§ Task statement
Lines that include the word "Kommunikationsmodule" are the ones to copy.

§ Entries provided
## start
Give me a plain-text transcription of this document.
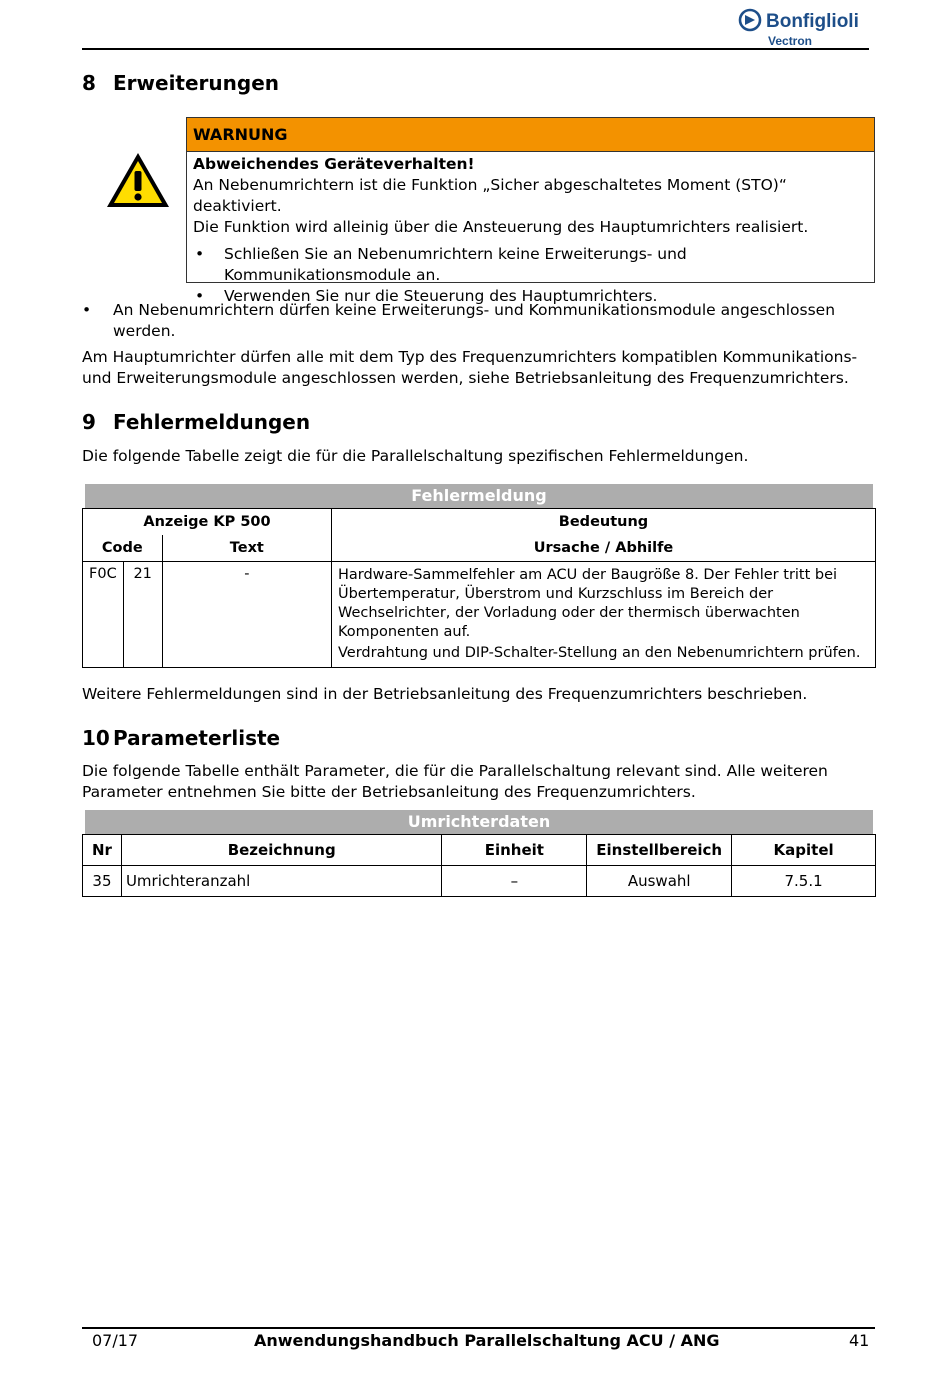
Bonfiglioli
Vectron
8 Erweiterungen
WARNUNG
Abweichendes Geräteverhalten!
An Nebenumrichtern ist die Funktion „Sicher abgeschaltetes Moment (STO)“ deaktiviert.
Die Funktion wird alleinig über die Ansteuerung des Hauptumrichters realisiert.
• Schließen Sie an Nebenumrichtern keine Erweiterungs- und Kommunikationsmodule an.
• Verwenden Sie nur die Steuerung des Hauptumrichters.
• An Nebenumrichtern dürfen keine Erweiterungs- und Kommunikationsmodule angeschlossen werden.
Am Hauptumrichter dürfen alle mit dem Typ des Frequenzumrichters kompatiblen Kommunikations- und Erweiterungsmodule angeschlossen werden, siehe Betriebsanleitung des Frequenzumrichters.
9 Fehlermeldungen
Die folgende Tabelle zeigt die für die Parallelschaltung spezifischen Fehlermeldungen.
Fehlermeldung
Anzeige KP 500			Bedeutung
Code		Text	Ursache / Abhilfe
F0C	21	-	Hardware-Sammelfehler am ACU der Baugröße 8. Der Fehler tritt bei Übertemperatur, Überstrom und Kurzschluss im Bereich der Wechselrichter, der Vorladung oder der thermisch überwachten Komponenten auf.
Verdrahtung und DIP-Schalter-Stellung an den Nebenumrichtern prüfen.
Weitere Fehlermeldungen sind in der Betriebsanleitung des Frequenzumrichters beschrieben.
10 Parameterliste
Die folgende Tabelle enthält Parameter, die für die Parallelschaltung relevant sind. Alle weiteren Parameter entnehmen Sie bitte der Betriebsanleitung des Frequenzumrichters.
Umrichterdaten
Nr	Bezeichnung	Einheit	Einstellbereich	Kapitel
35	Umrichteranzahl	–	Auswahl	7.5.1
07/17	Anwendungshandbuch Parallelschaltung ACU / ANG	41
## end
§ Task solution
• Schließen Sie an Nebenumrichtern keine Erweiterungs- und Kommunikationsmodule an.
• An Nebenumrichtern dürfen keine Erweiterungs- und Kommunikationsmodule angeschlossen werden.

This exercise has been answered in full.